**Objective**
Return the listing below exactly, with the pictures dropped.

(Dataset items)
* * *

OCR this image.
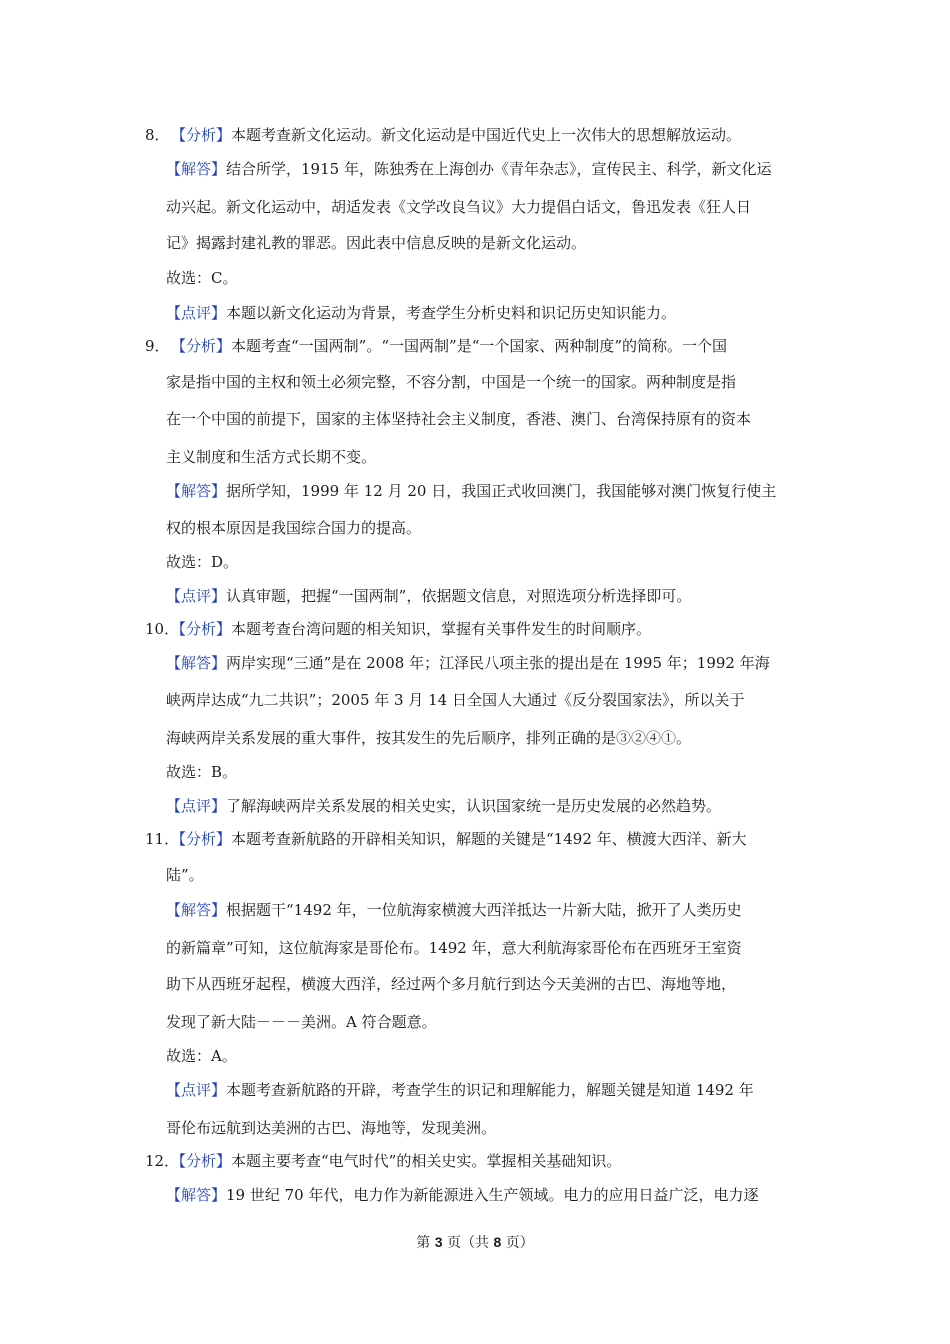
8．【分析】本题考查新文化运动。新文化运动是中国近代史上一次伟大的思想解放运动。
【解答】结合所学，1915 年，陈独秀在上海创办《青年杂志》，宣传民主、科学，新文化运
动兴起。新文化运动中，胡适发表《文学改良刍议》大力提倡白话文，鲁迅发表《狂人日
记》揭露封建礼教的罪恶。因此表中信息反映的是新文化运动。
故选：C。
【点评】本题以新文化运动为背景，考查学生分析史料和识记历史知识能力。
9．【分析】本题考查“一国两制”。“一国两制”是“一个国家、两种制度”的简称。一个国
家是指中国的主权和领土必须完整，不容分割，中国是一个统一的国家。两种制度是指
在一个中国的前提下，国家的主体坚持社会主义制度，香港、澳门、台湾保持原有的资本
主义制度和生活方式长期不变。
【解答】据所学知，1999 年 12 月 20 日，我国正式收回澳门，我国能够对澳门恢复行使主
权的根本原因是我国综合国力的提高。
故选：D。
【点评】认真审题，把握“一国两制”，依据题文信息，对照选项分析选择即可。
10．【分析】本题考查台湾问题的相关知识，掌握有关事件发生的时间顺序。
【解答】两岸实现“三通”是在 2008 年；江泽民八项主张的提出是在 1995 年；1992 年海
峡两岸达成“九二共识”；2005 年 3 月 14 日全国人大通过《反分裂国家法》，所以关于
海峡两岸关系发展的重大事件，按其发生的先后顺序，排列正确的是③②④①。
故选：B。
【点评】了解海峡两岸关系发展的相关史实，认识国家统一是历史发展的必然趋势。
11．【分析】本题考查新航路的开辟相关知识，解题的关键是“1492 年、横渡大西洋、新大
陆”。
【解答】根据题干“1492 年，一位航海家横渡大西洋抵达一片新大陆，掀开了人类历史
的新篇章”可知，这位航海家是哥伦布。1492 年，意大利航海家哥伦布在西班牙王室资
助下从西班牙起程，横渡大西洋，经过两个多月航行到达今天美洲的古巴、海地等地，
发现了新大陆－－－美洲。A 符合题意。
故选：A。
【点评】本题考查新航路的开辟，考查学生的识记和理解能力，解题关键是知道 1492 年
哥伦布远航到达美洲的古巴、海地等，发现美洲。
12．【分析】本题主要考查“电气时代”的相关史实。掌握相关基础知识。
【解答】19 世纪 70 年代，电力作为新能源进入生产领域。电力的应用日益广泛，电力逐
第 3 页（共 8 页）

* * *

**The solution**
OCR this image.
8．【分析】本题考查新文化运动。新文化运动是中国近代史上一次伟大的思想解放运动。
【解答】结合所学，1915 年，陈独秀在上海创办《青年杂志》，宣传民主、科学，新文化运
动兴起。新文化运动中，胡适发表《文学改良刍议》大力提倡白话文，鲁迅发表《狂人日
记》揭露封建礼教的罪恶。因此表中信息反映的是新文化运动。
故选：C。
【点评】本题以新文化运动为背景，考查学生分析史料和识记历史知识能力。
9．【分析】本题考查“一国两制”。“一国两制”是“一个国家、两种制度”的简称。一个国
家是指中国的主权和领土必须完整，不容分割，中国是一个统一的国家。两种制度是指
在一个中国的前提下，国家的主体坚持社会主义制度，香港、澳门、台湾保持原有的资本
主义制度和生活方式长期不变。
【解答】据所学知，1999 年 12 月 20 日，我国正式收回澳门，我国能够对澳门恢复行使主
权的根本原因是我国综合国力的提高。
故选：D。
【点评】认真审题，把握“一国两制”，依据题文信息，对照选项分析选择即可。
10．【分析】本题考查台湾问题的相关知识，掌握有关事件发生的时间顺序。
【解答】两岸实现“三通”是在 2008 年；江泽民八项主张的提出是在 1995 年；1992 年海
峡两岸达成“九二共识”；2005 年 3 月 14 日全国人大通过《反分裂国家法》，所以关于
海峡两岸关系发展的重大事件，按其发生的先后顺序，排列正确的是③②④①。
故选：B。
【点评】了解海峡两岸关系发展的相关史实，认识国家统一是历史发展的必然趋势。
11．【分析】本题考查新航路的开辟相关知识，解题的关键是“1492 年、横渡大西洋、新大
陆”。
【解答】根据题干“1492 年，一位航海家横渡大西洋抵达一片新大陆，掀开了人类历史
的新篇章”可知，这位航海家是哥伦布。1492 年，意大利航海家哥伦布在西班牙王室资
助下从西班牙起程，横渡大西洋，经过两个多月航行到达今天美洲的古巴、海地等地，
发现了新大陆－－－美洲。A 符合题意。
故选：A。
【点评】本题考查新航路的开辟，考查学生的识记和理解能力，解题关键是知道 1492 年
哥伦布远航到达美洲的古巴、海地等，发现美洲。
12．【分析】本题主要考查“电气时代”的相关史实。掌握相关基础知识。
【解答】19 世纪 70 年代，电力作为新能源进入生产领域。电力的应用日益广泛，电力逐
第 3 页（共 8 页）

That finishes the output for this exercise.